**Goal**
Only the lines from the one holding "Read this page and output its text content." to the end of the data should be echoed, exactly as they appear, minus the pictures.

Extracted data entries
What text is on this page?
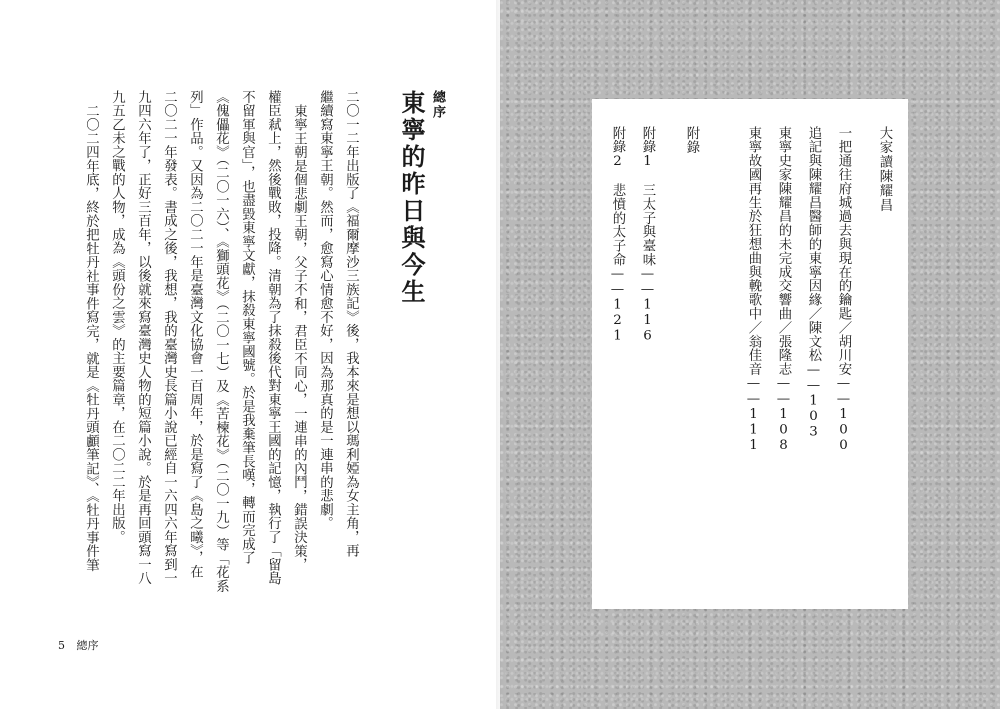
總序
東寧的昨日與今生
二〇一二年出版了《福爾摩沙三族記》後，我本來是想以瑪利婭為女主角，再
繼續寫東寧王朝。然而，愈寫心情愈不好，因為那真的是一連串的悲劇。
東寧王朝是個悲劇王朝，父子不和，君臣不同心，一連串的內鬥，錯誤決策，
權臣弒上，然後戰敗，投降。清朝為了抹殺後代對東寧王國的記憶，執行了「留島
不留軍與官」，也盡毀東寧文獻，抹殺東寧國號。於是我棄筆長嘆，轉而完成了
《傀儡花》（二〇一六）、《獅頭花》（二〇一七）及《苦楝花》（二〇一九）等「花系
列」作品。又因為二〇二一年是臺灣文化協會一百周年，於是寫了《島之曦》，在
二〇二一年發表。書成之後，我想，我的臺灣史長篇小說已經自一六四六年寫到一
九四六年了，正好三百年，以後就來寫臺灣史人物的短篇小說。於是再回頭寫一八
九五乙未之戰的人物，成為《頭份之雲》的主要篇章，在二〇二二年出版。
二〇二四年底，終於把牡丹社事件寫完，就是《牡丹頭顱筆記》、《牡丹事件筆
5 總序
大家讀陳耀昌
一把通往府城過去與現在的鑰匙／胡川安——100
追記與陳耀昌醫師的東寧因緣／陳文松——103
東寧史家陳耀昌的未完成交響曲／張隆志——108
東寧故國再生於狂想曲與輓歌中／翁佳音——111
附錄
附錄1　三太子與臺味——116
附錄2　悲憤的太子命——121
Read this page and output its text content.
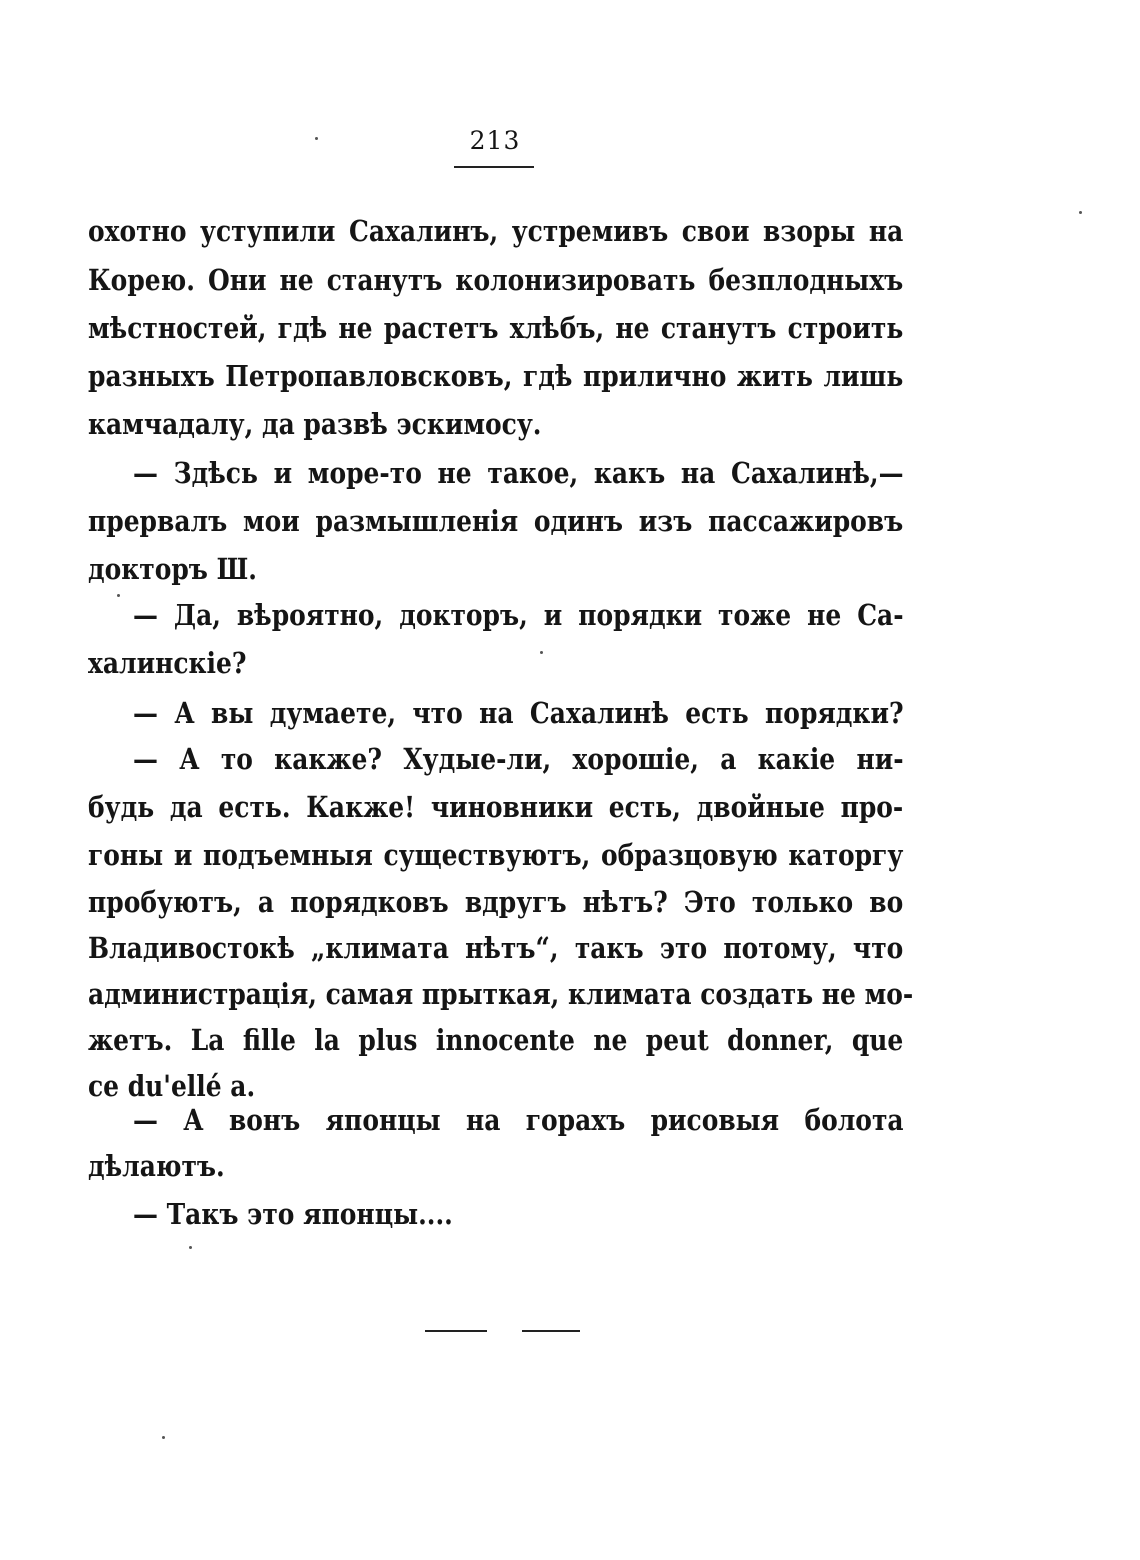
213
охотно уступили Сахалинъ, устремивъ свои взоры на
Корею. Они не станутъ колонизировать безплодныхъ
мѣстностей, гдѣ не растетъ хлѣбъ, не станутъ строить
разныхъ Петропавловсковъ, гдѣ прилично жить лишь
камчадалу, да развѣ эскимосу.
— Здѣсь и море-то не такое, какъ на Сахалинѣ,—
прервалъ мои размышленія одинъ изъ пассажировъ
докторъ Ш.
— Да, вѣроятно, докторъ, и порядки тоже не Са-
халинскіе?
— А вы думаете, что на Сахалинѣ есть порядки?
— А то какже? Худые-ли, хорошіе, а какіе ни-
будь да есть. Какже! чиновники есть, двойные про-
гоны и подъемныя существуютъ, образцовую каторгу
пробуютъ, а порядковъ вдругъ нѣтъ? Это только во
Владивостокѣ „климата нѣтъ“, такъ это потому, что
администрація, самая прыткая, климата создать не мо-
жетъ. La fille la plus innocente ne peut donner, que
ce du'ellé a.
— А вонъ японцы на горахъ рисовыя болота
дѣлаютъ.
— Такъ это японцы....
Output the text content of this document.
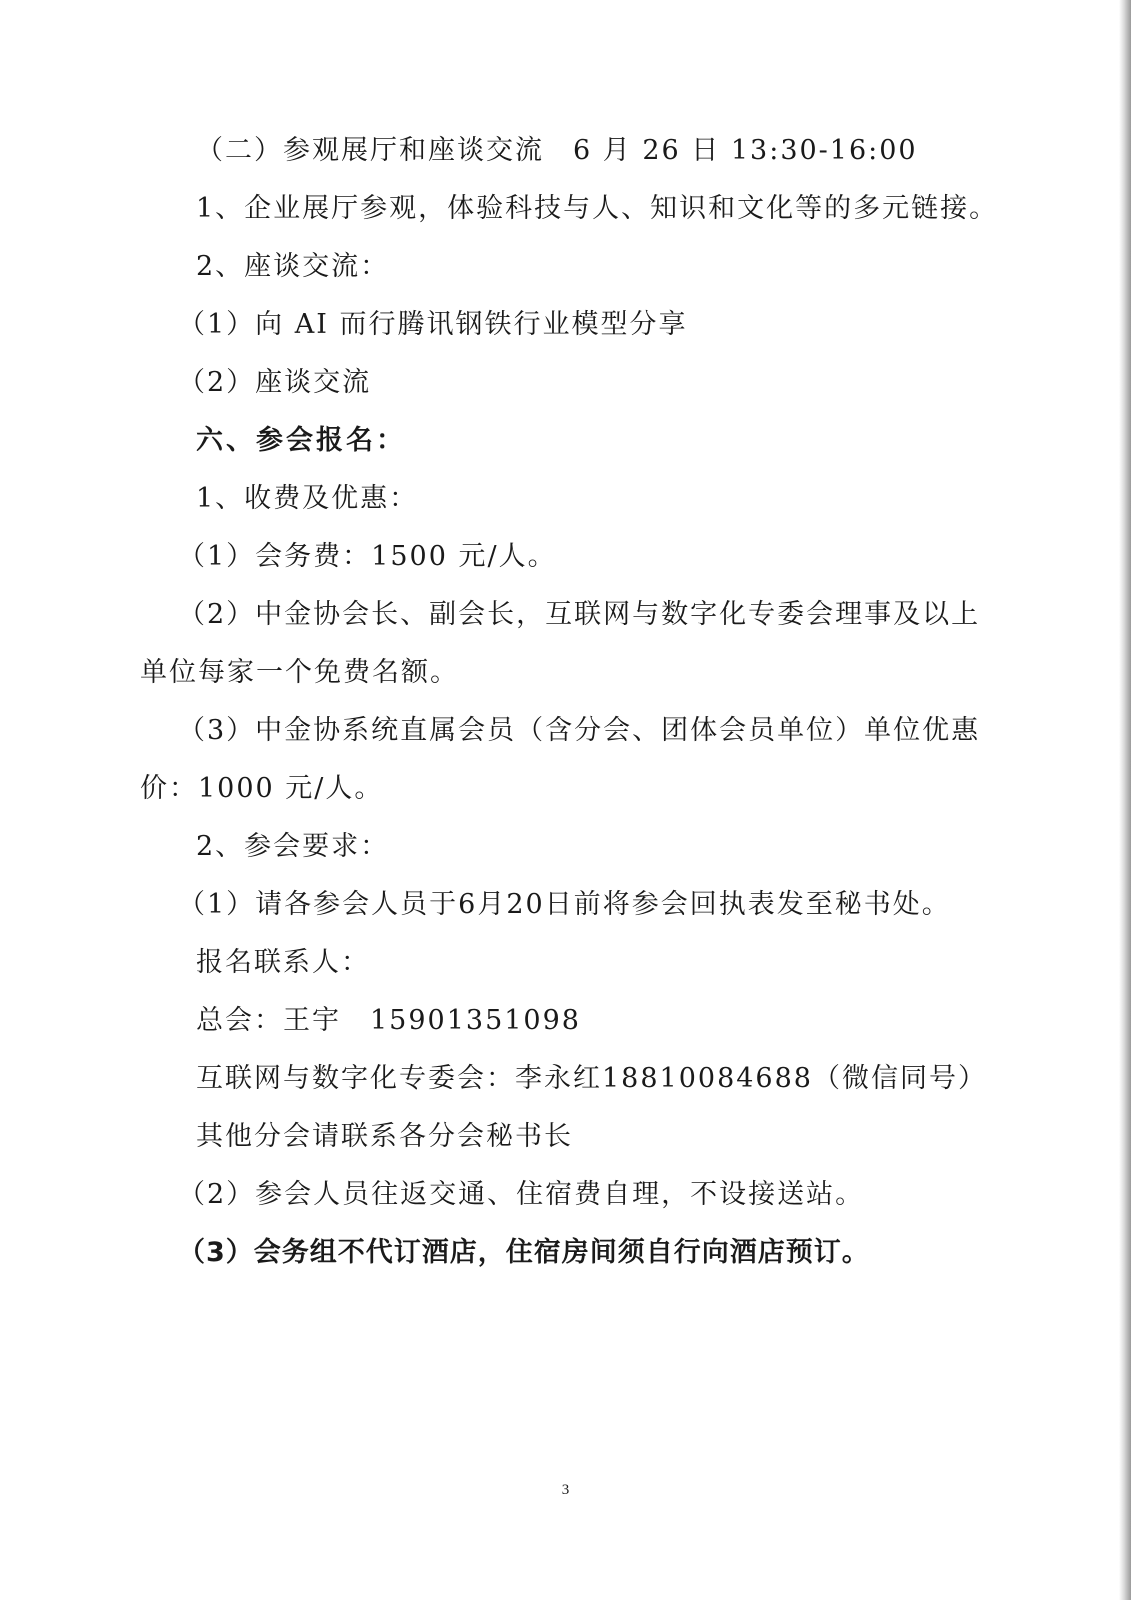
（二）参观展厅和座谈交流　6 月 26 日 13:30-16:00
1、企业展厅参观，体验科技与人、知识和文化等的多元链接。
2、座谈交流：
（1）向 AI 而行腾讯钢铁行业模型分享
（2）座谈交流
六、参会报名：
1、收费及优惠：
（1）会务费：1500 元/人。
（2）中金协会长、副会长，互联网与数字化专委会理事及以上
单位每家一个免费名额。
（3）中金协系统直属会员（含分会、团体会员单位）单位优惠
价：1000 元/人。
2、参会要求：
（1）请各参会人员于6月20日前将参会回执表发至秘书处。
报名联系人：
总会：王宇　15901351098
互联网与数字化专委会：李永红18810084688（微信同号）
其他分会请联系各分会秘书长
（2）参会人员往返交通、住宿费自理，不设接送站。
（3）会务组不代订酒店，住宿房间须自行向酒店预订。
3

**Response to the exercise**
Read this page and output its text content.
213
охотно уступили Сахалинъ, устремивъ свои взоры на
Корею. Они не станутъ колонизировать безплодныхъ
мѣстностей, гдѣ не растетъ хлѣбъ, не станутъ строить
разныхъ Петропавловсковъ, гдѣ прилично жить лишь
камчадалу, да развѣ эскимосу.
— Здѣсь и море-то не такое, какъ на Сахалинѣ,—
прервалъ мои размышленія одинъ изъ пассажировъ
докторъ Ш.
— Да, вѣроятно, докторъ, и порядки тоже не Са-
халинскіе?
— А вы думаете, что на Сахалинѣ есть порядки?
— А то какже? Худые-ли, хорошіе, а какіе ни-
будь да есть. Какже! чиновники есть, двойные про-
гоны и подъемныя существуютъ, образцовую каторгу
пробуютъ, а порядковъ вдругъ нѣтъ? Это только во
Владивостокѣ „климата нѣтъ“, такъ это потому, что
администрація, самая прыткая, климата создать не мо-
жетъ. La fille la plus innocente ne peut donner, que
ce du'ellé a.
— А вонъ японцы на горахъ рисовыя болота
дѣлаютъ.
— Такъ это японцы....
Output the text content of this document.
（二）参观展厅和座谈交流　6 月 26 日 13:30-16:00
1、企业展厅参观，体验科技与人、知识和文化等的多元链接。
2、座谈交流：
（1）向 AI 而行腾讯钢铁行业模型分享
（2）座谈交流
六、参会报名：
1、收费及优惠：
（1）会务费：1500 元/人。
（2）中金协会长、副会长，互联网与数字化专委会理事及以上
单位每家一个免费名额。
（3）中金协系统直属会员（含分会、团体会员单位）单位优惠
价：1000 元/人。
2、参会要求：
（1）请各参会人员于6月20日前将参会回执表发至秘书处。
报名联系人：
总会：王宇　15901351098
互联网与数字化专委会：李永红18810084688（微信同号）
其他分会请联系各分会秘书长
（2）参会人员往返交通、住宿费自理，不设接送站。
（3）会务组不代订酒店，住宿房间须自行向酒店预订。
3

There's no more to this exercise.